* **Task instructions**:
A. According to the post on writing sex scenes, what is the title of Elizabeth Benedict's book?
B. Reproduce the post on writing sex scenes verbatim, starting at "By realizing that" and ending at "of good writing.".

* **Source text**:
Writing (and Reading) Sex Scenes: Good, Bad, & Ugly


I tried to think of a, um, sexier title for this post, but they all sounded, um, icky, and the last thing I want when I’m writing about sex is an ick factor. Writing about icky sex: terrific. Writing icky about sex: terrible.


When my first novel released in 2010, Pia Lindstrom, an interviewer from Sirius Radio, shocked me out of my I-can-handle-any-question mood when she asked something to the effect of:


So, I was surprised by how much sex is in your book. You did it so well. People say it’s hard to write about sex. How did you do it?


Um. Um. Um. Now there was a question I hadn’t been asked before. Sex is included in my work.  When my mother-in-law read one of my earlier works—an in-the-drawer-book—she told my husband that I wrote ‘sex novels.’)


Wait! Before you run to the bookstore in hopes of getting a fun sex novel, save your money. Buy something by Jackie Collins. The sex I wanted to convey in The Murderer’s Daughters was the gritty emotional side of the bedroom; the stuff we hate to admit is true.


I had to answer Pia (and fast.) How did I write about sex?


By praying no one would ask me about it.


By telling myself that my husband knows I am not writing about him (except for the good parts, of course.)


By realizing that writing about sex isn’t about insert Tab A into Slot B—it’s about the emotion behind the writhing.


peyton-place


By remembering what Elizabeth Benedict said in her wonderful book, The Joy of Writing Sex:


Benedict: A good sex scene is not always about good sex, but it is always an example of good writing.


It’s easier to write about sex when it’s ‘bad,’ when the character is damaging herself through the act, or using sex as panacea or cover-up, than it is to write about good sex. Perhaps it’s a variation on Tolstoy’s famous aphorism about happy families vs. unhappy families. All fantastic sex is remarkably similar in how it lights up the brain, while “I gotta get through this somehow” sex is a textured way to reveal the problems in a relationship, which leads to Benedict’s next point:


Benedict: A good sex scene should always connect to the larger concerns of the work.


When writing about my main characters, sisters Lulu and Merry, I wanted to show them reacting in wildly divergent ways to the same trauma (the murder of their mother by their father.) Naturally, their experiences of sexuality were defined by that horrendous act. If I wanted to reveal the ways they were affected by witnessing their mother’s death, I needed to go into their bedrooms, and not in a polite manner.


Benedict:  The needs, impulses and histories of your characters should drive a sex scene.

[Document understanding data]
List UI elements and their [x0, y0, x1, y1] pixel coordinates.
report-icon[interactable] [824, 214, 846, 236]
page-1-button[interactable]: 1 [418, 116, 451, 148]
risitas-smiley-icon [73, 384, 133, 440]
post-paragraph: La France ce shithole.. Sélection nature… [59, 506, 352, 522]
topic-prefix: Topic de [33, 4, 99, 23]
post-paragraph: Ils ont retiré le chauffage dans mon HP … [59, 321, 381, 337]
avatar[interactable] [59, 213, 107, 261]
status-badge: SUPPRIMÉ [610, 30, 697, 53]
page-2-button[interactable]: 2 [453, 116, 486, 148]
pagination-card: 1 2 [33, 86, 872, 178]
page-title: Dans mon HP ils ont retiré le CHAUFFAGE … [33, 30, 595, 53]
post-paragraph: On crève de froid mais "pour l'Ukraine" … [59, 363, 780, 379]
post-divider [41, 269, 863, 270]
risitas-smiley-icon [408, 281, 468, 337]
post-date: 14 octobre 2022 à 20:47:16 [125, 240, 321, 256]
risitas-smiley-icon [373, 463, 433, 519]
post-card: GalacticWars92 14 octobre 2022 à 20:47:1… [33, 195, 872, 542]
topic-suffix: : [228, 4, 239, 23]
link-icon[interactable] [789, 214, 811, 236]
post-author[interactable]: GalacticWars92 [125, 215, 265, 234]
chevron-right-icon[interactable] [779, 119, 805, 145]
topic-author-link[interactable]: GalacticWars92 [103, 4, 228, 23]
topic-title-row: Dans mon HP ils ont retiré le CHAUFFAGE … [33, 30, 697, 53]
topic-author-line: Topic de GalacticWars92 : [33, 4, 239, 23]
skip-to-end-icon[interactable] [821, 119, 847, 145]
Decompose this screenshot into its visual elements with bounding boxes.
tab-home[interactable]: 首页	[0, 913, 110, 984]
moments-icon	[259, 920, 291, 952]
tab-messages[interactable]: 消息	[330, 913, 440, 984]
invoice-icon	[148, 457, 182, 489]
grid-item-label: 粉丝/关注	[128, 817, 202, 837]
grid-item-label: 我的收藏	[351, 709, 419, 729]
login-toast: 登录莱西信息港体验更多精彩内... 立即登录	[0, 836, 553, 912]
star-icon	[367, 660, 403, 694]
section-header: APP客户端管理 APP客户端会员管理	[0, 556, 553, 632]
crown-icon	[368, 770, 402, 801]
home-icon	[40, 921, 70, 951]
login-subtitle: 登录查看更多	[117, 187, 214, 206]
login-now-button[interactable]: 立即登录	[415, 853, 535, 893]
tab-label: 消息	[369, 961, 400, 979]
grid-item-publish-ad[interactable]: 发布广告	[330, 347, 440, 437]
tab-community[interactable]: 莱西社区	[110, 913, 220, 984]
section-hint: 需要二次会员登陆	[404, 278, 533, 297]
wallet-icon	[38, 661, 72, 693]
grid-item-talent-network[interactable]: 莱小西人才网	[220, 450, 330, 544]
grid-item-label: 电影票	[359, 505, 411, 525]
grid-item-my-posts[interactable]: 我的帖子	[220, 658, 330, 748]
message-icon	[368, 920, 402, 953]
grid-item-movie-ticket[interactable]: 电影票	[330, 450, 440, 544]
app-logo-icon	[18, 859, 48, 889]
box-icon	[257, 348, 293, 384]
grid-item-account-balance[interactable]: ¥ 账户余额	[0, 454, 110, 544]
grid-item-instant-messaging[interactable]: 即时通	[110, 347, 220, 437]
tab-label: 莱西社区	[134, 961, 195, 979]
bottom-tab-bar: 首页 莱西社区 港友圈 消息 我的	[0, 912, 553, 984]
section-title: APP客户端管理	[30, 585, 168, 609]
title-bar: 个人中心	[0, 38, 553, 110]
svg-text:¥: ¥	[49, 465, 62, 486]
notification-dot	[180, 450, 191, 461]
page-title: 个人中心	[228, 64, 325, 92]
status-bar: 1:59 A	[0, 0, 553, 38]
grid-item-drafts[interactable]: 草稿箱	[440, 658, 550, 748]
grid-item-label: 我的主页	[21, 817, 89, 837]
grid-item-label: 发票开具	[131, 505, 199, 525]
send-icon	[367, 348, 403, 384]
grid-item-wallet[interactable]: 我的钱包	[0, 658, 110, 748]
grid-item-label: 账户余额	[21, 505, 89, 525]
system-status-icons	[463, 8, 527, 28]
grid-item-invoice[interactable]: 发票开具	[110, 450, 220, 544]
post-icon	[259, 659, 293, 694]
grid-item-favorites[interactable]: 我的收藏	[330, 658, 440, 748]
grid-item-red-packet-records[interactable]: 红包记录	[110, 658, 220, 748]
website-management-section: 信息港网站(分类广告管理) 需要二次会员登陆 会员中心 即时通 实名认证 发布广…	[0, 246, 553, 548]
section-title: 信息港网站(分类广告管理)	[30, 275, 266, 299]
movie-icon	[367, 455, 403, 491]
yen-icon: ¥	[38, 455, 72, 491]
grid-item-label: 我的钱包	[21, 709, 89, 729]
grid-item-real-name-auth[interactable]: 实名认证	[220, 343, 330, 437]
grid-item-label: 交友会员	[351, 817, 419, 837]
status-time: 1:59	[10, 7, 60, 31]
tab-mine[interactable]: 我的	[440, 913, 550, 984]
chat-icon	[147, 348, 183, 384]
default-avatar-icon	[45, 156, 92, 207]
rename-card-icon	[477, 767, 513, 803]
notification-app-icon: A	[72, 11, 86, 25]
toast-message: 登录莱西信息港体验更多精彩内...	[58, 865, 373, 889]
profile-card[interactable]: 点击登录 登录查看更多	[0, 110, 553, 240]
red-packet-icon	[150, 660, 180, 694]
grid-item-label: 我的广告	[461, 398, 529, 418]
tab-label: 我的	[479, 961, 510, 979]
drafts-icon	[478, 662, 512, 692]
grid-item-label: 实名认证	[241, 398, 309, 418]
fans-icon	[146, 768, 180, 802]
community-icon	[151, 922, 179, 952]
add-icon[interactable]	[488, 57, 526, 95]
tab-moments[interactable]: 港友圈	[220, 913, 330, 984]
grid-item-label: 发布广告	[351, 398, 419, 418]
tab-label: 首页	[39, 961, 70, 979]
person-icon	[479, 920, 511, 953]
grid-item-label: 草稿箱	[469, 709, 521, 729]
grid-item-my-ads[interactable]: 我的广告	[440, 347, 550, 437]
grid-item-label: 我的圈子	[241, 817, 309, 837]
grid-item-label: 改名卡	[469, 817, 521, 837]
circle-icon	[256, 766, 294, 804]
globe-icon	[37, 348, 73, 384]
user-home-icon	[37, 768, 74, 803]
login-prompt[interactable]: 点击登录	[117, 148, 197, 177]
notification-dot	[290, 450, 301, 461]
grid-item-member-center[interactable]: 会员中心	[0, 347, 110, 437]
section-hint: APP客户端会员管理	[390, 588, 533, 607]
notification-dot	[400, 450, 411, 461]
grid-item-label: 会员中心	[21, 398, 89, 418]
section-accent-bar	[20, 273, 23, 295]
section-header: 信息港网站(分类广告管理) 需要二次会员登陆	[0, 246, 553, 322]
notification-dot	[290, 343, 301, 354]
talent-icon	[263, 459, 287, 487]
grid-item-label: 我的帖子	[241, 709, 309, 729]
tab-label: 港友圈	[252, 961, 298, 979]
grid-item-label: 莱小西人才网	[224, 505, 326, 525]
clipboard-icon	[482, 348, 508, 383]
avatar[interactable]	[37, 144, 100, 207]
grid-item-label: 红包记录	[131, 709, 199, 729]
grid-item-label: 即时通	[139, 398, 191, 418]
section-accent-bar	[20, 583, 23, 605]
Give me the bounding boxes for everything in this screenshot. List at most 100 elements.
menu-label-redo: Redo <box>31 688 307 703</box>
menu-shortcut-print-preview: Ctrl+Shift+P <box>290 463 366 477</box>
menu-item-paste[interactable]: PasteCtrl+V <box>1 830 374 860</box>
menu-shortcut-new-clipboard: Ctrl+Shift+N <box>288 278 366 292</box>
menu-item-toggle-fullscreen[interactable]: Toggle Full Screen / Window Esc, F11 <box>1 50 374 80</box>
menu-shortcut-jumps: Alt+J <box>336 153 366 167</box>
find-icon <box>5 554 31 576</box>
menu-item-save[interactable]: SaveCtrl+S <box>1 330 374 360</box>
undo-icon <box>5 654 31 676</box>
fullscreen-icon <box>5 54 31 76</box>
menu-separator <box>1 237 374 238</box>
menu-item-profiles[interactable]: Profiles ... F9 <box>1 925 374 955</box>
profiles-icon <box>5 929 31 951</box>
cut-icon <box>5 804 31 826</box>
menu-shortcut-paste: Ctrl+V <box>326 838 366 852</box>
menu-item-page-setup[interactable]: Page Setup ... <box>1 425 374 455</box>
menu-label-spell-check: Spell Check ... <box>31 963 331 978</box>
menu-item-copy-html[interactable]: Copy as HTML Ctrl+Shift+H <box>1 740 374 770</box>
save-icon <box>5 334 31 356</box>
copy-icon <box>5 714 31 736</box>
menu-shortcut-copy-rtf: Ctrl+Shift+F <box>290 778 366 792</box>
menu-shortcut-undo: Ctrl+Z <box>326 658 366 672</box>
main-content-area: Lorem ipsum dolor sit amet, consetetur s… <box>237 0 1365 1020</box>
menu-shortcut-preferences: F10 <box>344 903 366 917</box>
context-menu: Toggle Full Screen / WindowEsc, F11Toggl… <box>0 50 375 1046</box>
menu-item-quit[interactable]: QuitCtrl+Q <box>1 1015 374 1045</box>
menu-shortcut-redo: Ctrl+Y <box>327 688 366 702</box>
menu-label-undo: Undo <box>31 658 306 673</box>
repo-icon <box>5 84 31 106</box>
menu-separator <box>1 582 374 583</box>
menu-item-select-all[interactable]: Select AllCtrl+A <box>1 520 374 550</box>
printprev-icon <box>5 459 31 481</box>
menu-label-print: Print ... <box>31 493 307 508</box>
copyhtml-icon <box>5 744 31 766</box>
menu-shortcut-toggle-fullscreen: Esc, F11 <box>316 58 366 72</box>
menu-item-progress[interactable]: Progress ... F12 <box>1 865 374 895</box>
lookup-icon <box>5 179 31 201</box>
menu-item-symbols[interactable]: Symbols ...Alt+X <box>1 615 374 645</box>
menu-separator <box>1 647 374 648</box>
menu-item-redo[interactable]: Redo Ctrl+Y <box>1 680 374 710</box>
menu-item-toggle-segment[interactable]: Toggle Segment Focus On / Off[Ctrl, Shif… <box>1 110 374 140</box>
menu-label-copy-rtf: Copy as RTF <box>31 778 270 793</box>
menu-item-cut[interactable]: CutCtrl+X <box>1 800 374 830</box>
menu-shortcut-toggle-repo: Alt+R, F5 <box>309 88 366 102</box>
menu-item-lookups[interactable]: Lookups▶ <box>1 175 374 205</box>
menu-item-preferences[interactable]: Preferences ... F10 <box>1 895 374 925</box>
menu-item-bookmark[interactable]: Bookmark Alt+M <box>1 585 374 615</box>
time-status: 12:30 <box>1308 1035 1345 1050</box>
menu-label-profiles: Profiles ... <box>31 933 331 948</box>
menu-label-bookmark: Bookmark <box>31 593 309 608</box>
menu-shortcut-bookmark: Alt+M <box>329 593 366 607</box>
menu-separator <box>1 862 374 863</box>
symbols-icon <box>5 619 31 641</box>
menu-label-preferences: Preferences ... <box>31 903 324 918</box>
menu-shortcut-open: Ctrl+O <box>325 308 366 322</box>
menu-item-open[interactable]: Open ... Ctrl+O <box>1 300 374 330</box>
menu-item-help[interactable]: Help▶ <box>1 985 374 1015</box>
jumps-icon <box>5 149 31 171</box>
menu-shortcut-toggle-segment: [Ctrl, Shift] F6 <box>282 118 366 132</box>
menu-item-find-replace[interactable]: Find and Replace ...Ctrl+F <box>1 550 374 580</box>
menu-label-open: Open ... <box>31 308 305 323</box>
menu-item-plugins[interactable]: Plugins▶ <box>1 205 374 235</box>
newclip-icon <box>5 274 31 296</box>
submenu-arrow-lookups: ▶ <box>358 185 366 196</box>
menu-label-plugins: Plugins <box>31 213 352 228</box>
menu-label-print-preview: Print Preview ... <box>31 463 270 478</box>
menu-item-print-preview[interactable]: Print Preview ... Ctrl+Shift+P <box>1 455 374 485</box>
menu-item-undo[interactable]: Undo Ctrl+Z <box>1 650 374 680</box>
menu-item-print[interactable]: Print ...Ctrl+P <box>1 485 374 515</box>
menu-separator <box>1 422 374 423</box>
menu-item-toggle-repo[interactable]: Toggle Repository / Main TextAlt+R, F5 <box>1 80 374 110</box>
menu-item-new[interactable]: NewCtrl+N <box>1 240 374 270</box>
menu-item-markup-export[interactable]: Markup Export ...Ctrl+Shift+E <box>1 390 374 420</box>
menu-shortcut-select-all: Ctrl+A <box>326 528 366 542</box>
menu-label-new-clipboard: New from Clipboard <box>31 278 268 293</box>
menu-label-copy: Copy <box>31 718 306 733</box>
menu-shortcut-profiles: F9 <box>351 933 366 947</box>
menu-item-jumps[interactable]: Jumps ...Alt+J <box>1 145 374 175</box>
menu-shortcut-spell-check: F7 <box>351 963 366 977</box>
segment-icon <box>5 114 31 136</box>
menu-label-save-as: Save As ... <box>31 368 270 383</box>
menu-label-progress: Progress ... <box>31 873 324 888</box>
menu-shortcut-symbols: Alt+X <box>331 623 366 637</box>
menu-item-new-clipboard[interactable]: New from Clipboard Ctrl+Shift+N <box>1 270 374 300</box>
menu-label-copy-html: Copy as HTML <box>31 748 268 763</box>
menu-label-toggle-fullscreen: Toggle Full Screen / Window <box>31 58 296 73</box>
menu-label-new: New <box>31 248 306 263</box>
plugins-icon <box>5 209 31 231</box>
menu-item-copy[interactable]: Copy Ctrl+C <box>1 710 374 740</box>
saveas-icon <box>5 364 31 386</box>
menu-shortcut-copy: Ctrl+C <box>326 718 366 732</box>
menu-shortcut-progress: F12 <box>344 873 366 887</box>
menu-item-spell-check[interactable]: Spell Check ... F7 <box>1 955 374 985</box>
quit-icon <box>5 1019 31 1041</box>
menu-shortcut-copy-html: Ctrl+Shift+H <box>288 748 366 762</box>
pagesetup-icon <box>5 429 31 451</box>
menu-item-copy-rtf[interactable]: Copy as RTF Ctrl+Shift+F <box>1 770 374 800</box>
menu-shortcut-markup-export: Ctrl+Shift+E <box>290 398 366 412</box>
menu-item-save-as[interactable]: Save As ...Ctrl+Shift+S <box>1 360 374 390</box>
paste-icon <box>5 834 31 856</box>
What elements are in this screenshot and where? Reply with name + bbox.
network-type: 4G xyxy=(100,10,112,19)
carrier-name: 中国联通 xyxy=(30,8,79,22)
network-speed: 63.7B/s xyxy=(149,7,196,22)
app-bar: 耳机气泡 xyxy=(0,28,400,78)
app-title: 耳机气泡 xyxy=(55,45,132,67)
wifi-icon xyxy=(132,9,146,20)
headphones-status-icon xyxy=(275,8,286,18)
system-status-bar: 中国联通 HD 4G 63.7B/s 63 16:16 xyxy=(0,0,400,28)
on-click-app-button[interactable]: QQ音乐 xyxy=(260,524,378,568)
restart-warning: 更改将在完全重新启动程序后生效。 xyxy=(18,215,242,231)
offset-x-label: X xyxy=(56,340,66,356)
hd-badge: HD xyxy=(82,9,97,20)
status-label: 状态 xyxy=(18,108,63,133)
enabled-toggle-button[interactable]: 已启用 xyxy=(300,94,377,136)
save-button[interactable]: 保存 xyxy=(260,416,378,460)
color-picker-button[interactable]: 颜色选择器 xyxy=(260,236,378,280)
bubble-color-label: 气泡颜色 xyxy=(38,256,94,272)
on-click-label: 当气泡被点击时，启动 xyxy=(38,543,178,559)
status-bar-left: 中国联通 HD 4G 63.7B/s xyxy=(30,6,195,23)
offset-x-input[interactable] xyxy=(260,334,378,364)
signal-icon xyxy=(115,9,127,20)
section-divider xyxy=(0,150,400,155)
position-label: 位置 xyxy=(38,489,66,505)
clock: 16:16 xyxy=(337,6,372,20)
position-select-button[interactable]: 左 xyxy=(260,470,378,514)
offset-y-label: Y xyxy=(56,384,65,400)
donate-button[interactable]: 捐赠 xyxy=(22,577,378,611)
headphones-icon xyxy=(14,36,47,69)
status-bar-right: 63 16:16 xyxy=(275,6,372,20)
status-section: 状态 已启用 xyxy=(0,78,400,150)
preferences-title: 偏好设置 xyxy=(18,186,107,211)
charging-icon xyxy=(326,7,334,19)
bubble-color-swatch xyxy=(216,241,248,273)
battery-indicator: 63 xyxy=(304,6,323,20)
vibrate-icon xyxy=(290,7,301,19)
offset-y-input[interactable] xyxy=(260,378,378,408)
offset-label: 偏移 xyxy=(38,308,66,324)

* **Answers to each task**:
A. The Joy of Writing Sex

B.
By realizing that writing about sex isn’t about insert Tab A into Slot B—it’s about the emotion behind the writhing.


peyton-place


By remembering what Elizabeth Benedict said in her wonderful book, The Joy of Writing Sex:


Benedict: A good sex scene is not always about good sex, but it is always an example of good writing.